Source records
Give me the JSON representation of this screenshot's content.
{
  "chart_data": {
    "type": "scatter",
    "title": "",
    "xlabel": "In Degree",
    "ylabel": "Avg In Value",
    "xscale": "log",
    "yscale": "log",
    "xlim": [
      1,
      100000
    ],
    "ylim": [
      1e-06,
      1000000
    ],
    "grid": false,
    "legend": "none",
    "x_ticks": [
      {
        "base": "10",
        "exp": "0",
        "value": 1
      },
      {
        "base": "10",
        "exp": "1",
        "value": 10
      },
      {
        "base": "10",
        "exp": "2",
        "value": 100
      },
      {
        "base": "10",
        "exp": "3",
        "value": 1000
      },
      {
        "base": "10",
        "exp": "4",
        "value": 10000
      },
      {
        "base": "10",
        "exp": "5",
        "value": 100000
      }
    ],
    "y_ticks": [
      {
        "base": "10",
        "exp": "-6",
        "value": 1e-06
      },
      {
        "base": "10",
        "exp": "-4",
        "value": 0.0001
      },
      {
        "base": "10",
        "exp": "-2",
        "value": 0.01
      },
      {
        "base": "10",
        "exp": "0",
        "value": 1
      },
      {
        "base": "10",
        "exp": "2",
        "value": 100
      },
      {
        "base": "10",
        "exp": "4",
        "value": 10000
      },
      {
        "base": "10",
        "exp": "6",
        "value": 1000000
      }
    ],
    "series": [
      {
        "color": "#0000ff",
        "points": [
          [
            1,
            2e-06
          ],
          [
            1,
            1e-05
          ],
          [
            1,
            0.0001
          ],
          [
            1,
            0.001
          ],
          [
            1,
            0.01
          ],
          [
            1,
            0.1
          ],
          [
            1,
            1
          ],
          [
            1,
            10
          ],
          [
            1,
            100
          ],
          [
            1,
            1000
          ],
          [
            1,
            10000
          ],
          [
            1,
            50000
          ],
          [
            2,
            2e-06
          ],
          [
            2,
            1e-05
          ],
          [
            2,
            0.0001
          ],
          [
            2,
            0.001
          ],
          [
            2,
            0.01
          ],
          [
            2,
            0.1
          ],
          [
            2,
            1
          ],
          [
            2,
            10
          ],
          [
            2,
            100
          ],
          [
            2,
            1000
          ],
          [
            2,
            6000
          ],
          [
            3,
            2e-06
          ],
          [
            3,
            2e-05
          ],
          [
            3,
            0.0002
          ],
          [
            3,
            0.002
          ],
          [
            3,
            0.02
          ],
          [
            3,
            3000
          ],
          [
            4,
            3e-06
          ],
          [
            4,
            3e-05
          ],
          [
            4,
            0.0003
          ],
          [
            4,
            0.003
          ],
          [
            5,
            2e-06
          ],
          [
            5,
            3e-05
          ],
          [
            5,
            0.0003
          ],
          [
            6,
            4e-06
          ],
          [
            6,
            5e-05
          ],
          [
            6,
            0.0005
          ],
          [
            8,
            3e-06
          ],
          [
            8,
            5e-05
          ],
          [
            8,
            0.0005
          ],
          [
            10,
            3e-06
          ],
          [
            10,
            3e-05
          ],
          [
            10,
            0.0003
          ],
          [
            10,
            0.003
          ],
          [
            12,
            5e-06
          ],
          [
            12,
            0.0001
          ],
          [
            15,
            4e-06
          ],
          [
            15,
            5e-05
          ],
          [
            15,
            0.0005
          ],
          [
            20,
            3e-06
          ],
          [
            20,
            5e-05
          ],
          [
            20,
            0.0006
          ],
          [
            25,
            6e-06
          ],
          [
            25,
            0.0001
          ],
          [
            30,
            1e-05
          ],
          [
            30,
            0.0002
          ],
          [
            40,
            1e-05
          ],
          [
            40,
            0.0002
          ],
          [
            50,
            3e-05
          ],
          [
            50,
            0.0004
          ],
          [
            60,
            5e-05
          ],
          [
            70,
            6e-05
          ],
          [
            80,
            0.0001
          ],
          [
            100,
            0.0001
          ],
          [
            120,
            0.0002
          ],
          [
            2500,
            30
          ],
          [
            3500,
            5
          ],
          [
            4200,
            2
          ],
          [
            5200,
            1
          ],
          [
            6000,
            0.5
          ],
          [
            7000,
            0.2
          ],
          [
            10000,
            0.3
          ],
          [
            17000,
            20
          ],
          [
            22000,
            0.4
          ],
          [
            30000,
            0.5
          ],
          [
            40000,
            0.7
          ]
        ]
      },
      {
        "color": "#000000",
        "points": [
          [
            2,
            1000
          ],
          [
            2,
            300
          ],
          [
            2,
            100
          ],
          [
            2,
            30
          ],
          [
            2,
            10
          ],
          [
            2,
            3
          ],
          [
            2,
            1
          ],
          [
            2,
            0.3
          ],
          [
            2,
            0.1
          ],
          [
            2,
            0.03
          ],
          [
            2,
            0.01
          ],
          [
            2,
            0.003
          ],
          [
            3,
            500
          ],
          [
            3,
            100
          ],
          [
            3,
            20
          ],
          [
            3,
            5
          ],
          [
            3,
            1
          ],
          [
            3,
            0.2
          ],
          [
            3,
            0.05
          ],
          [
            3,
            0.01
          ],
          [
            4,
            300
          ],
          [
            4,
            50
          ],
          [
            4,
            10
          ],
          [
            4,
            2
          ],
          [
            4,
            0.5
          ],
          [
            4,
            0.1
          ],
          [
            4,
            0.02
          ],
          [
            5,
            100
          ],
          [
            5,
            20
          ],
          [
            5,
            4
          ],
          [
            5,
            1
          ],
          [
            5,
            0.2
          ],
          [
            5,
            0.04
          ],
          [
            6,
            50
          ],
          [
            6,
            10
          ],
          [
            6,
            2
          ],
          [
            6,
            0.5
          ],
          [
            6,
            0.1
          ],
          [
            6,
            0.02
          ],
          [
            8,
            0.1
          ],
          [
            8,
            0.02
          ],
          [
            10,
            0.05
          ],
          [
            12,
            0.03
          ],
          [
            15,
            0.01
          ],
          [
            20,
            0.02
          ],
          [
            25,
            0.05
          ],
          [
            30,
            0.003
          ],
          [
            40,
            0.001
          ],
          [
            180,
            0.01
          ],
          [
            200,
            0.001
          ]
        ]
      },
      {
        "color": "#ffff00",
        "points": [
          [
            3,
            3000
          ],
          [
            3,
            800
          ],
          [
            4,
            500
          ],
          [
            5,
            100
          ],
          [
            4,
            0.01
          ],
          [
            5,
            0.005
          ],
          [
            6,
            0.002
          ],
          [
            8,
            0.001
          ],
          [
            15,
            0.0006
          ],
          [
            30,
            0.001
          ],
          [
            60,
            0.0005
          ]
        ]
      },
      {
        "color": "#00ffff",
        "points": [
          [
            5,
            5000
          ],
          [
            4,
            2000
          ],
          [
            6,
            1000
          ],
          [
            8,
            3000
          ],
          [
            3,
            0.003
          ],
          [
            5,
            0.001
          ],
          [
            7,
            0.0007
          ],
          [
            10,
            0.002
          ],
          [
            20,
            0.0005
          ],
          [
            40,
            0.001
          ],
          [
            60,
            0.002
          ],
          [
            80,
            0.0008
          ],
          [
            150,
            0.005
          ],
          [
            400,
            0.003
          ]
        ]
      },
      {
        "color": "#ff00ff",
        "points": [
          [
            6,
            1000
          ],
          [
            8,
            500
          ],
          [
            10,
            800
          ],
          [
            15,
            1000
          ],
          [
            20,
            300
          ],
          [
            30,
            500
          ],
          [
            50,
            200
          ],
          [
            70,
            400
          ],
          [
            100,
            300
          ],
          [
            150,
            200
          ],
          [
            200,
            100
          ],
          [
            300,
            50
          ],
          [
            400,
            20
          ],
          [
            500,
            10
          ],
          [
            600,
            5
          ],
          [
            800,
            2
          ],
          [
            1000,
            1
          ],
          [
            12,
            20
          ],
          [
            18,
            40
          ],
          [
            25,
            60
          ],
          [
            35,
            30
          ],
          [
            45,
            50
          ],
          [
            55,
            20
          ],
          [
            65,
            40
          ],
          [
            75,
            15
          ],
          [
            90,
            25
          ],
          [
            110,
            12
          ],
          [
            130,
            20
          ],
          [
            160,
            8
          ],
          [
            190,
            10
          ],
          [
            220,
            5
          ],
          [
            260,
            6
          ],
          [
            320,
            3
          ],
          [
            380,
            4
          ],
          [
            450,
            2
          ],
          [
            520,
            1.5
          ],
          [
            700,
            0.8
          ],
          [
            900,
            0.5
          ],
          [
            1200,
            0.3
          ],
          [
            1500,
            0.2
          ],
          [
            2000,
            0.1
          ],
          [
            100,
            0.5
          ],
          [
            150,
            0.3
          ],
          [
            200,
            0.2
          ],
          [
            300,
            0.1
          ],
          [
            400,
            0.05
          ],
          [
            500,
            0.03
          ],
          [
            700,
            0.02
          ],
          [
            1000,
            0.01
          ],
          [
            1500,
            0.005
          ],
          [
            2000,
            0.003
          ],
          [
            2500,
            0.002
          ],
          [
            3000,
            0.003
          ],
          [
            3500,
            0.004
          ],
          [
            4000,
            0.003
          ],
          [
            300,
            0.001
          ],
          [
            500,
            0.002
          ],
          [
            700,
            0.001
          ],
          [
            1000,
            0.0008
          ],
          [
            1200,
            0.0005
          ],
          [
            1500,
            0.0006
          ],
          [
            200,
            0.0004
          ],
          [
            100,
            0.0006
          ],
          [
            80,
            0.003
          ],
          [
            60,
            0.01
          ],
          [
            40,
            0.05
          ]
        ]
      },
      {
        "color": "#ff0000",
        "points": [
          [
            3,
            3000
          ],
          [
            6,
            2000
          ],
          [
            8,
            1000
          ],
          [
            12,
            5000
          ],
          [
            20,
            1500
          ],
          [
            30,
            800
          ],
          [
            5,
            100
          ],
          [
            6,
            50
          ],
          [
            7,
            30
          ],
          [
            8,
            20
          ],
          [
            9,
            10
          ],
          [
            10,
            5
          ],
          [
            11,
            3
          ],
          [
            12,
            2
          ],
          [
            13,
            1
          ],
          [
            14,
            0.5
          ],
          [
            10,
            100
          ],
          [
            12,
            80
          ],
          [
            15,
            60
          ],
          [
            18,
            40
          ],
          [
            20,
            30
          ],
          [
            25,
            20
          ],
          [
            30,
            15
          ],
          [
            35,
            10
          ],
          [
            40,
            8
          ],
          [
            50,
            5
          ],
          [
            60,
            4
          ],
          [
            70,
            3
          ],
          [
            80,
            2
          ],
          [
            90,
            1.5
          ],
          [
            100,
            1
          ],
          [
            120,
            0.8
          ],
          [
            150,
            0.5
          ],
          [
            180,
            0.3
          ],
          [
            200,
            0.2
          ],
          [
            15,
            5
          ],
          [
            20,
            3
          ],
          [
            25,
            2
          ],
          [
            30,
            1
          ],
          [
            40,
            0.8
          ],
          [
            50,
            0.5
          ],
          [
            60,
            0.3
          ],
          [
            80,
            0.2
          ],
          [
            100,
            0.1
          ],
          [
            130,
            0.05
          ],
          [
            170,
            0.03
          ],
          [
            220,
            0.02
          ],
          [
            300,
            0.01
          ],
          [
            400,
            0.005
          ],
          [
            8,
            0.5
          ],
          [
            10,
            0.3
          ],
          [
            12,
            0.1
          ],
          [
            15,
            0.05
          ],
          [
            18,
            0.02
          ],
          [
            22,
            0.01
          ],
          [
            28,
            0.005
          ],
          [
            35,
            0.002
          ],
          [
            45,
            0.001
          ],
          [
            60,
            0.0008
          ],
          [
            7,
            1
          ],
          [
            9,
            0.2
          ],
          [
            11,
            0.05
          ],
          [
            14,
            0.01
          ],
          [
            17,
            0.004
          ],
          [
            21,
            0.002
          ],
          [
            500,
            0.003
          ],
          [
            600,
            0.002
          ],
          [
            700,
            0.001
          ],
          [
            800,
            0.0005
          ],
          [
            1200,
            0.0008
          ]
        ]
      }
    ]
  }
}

__Short exercise__
In the material above, find each line that contains the word "color", and select it.

__Problem solution__
        "color": "#0000ff",
        "color": "#000000",
        "color": "#ffff00",
        "color": "#00ffff",
        "color": "#ff00ff",
        "color": "#ff0000",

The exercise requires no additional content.